● **Work instructions**
Reply only with how many lines contain the word "Michela".
───── Records shown ─────
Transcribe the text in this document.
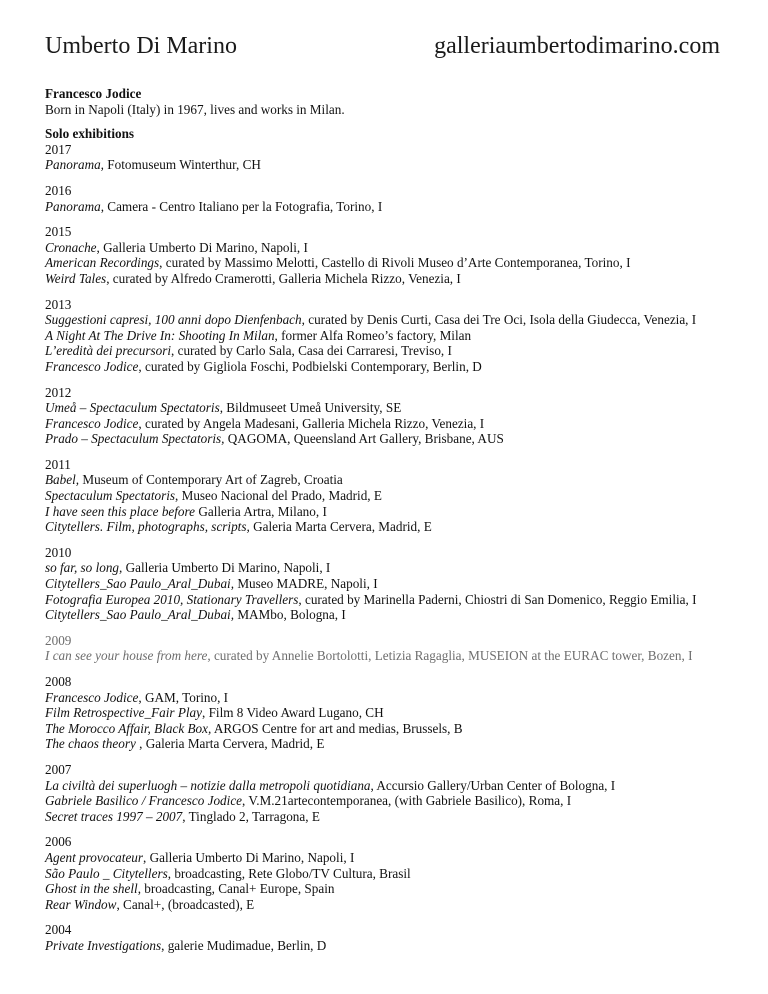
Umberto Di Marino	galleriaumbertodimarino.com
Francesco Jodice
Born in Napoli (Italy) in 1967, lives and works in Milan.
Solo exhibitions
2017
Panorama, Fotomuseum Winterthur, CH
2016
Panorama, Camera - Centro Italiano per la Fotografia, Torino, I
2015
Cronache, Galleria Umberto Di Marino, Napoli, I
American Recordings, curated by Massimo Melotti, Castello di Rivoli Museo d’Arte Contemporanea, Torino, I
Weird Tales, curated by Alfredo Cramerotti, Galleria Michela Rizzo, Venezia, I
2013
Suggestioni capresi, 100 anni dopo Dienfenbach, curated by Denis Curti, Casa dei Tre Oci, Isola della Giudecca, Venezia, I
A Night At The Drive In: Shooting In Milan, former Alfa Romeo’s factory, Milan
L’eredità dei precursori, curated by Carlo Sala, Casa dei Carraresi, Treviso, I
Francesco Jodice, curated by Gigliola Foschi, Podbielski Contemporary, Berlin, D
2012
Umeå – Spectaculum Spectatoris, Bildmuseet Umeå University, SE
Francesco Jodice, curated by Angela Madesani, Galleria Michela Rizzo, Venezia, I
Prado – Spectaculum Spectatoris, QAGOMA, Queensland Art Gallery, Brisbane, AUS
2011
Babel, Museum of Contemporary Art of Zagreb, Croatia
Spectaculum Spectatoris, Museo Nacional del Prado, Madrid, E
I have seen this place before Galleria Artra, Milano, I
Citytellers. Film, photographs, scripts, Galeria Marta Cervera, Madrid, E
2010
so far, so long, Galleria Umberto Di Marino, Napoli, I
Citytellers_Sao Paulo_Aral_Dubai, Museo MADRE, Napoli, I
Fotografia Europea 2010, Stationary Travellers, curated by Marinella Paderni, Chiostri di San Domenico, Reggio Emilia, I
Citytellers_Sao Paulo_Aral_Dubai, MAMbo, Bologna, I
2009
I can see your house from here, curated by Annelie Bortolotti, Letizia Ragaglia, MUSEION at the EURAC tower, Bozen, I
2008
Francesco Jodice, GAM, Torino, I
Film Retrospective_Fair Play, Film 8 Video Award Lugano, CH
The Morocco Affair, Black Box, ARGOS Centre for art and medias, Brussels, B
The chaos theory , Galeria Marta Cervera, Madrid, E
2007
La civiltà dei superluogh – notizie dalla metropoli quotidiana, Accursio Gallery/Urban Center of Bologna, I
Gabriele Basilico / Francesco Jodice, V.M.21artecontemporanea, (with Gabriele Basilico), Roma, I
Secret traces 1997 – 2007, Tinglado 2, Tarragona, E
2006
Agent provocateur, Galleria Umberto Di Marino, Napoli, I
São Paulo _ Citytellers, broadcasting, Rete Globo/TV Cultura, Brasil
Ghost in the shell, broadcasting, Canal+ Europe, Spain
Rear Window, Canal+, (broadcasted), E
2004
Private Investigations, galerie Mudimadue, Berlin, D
─────
───── Records shown ─────
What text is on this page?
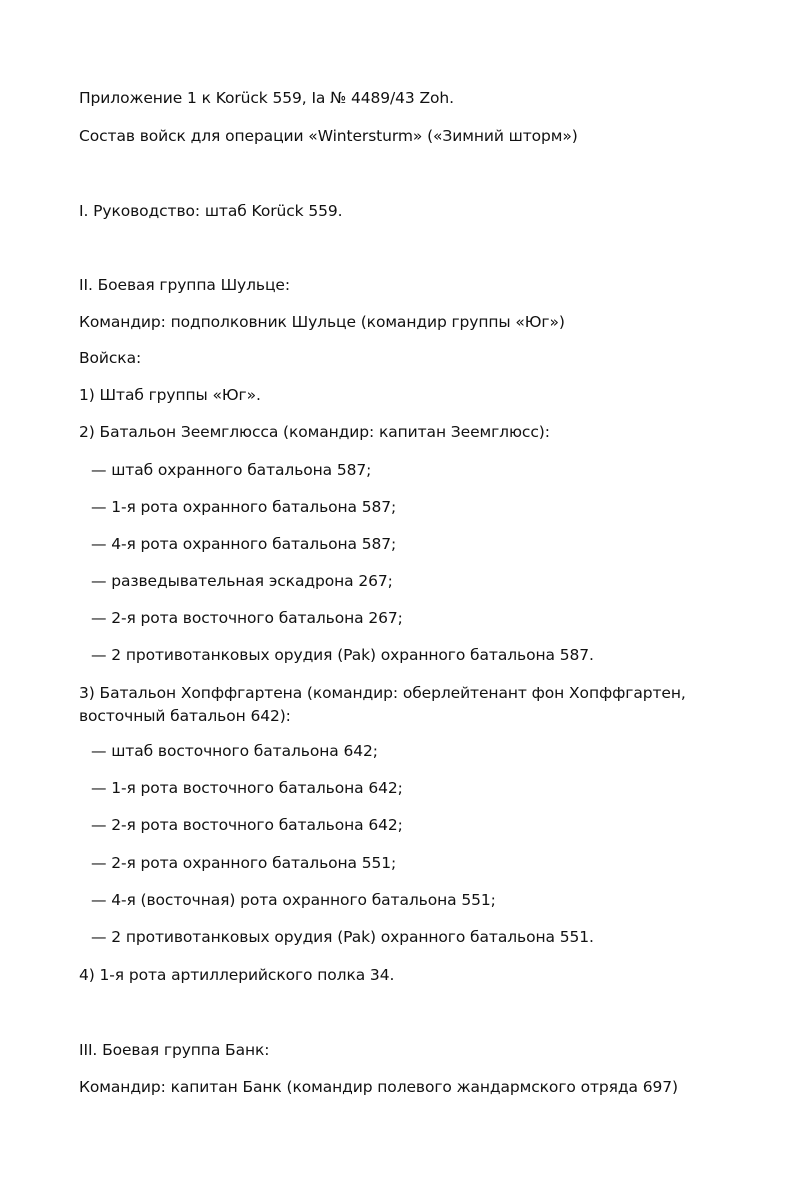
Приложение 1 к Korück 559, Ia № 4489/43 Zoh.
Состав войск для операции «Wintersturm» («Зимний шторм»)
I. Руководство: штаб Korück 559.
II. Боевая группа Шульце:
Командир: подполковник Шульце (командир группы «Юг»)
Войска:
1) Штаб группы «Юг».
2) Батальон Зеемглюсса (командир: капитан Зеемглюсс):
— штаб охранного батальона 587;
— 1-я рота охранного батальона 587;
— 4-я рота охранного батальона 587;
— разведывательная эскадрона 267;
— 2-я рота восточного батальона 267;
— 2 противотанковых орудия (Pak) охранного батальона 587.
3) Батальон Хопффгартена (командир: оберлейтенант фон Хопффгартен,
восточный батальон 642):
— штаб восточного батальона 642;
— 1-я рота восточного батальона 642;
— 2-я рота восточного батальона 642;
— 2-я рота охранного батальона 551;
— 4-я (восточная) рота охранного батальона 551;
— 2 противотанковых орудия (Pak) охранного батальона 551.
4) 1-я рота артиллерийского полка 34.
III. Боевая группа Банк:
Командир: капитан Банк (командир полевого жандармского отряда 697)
─────
───── Records shown ─────
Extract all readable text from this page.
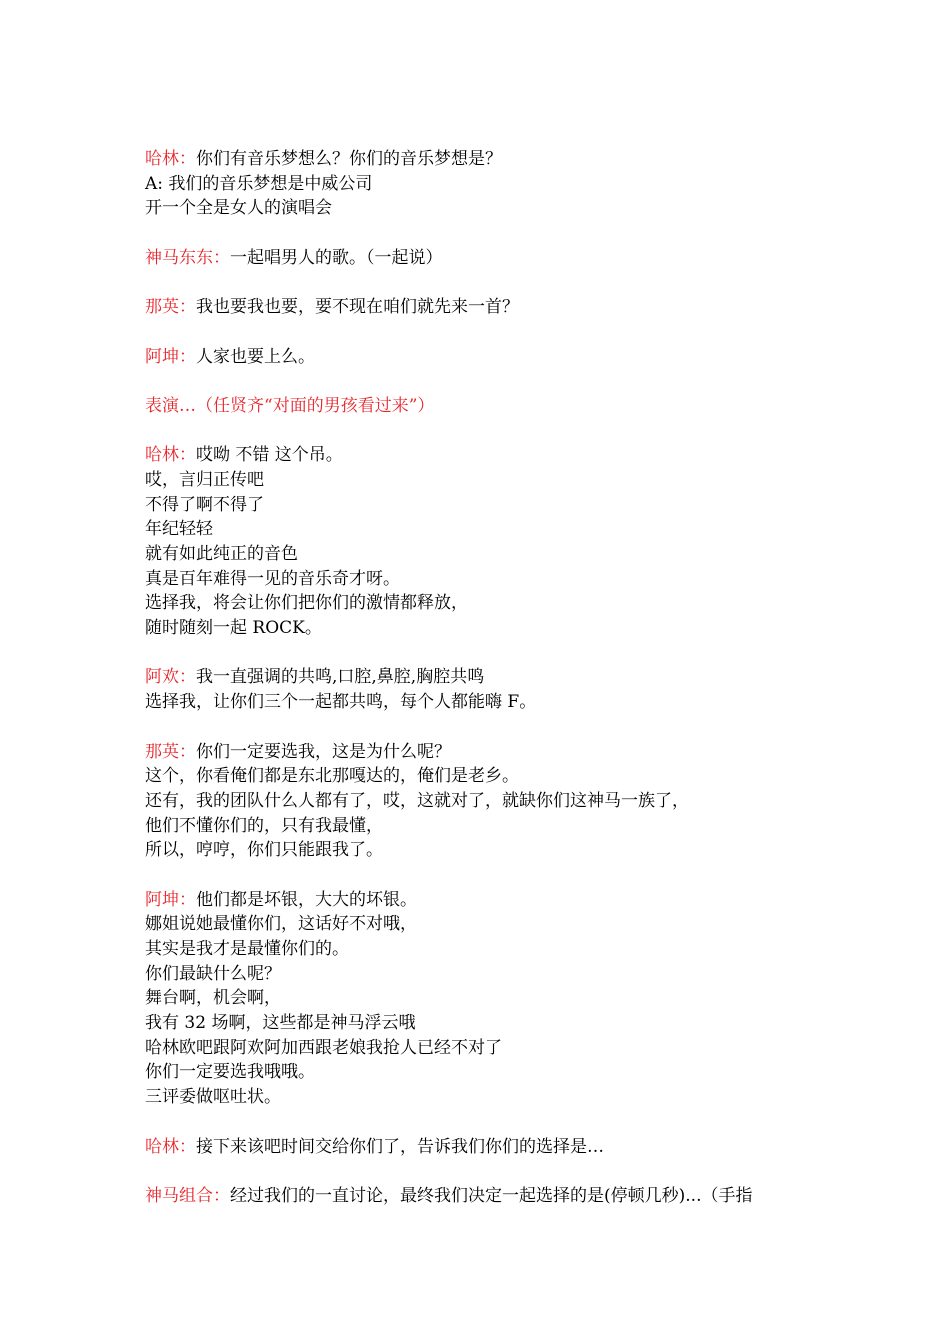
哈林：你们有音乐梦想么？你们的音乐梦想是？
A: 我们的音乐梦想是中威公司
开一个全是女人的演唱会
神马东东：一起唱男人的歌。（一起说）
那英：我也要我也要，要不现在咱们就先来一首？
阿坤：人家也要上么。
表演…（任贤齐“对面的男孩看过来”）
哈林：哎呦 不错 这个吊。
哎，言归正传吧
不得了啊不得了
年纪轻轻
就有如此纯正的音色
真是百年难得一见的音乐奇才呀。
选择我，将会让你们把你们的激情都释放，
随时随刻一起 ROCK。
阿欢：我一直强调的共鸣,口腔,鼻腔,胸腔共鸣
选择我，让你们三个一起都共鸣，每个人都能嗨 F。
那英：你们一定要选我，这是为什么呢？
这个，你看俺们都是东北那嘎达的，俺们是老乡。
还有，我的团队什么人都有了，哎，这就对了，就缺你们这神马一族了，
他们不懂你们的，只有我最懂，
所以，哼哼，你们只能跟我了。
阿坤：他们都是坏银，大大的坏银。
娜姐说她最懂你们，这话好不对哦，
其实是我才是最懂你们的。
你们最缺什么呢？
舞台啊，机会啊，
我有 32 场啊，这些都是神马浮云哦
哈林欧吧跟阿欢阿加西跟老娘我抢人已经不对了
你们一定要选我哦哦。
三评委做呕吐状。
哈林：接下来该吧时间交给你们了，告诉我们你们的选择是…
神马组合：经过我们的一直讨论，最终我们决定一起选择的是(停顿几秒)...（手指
─────
● **Exercise result**
2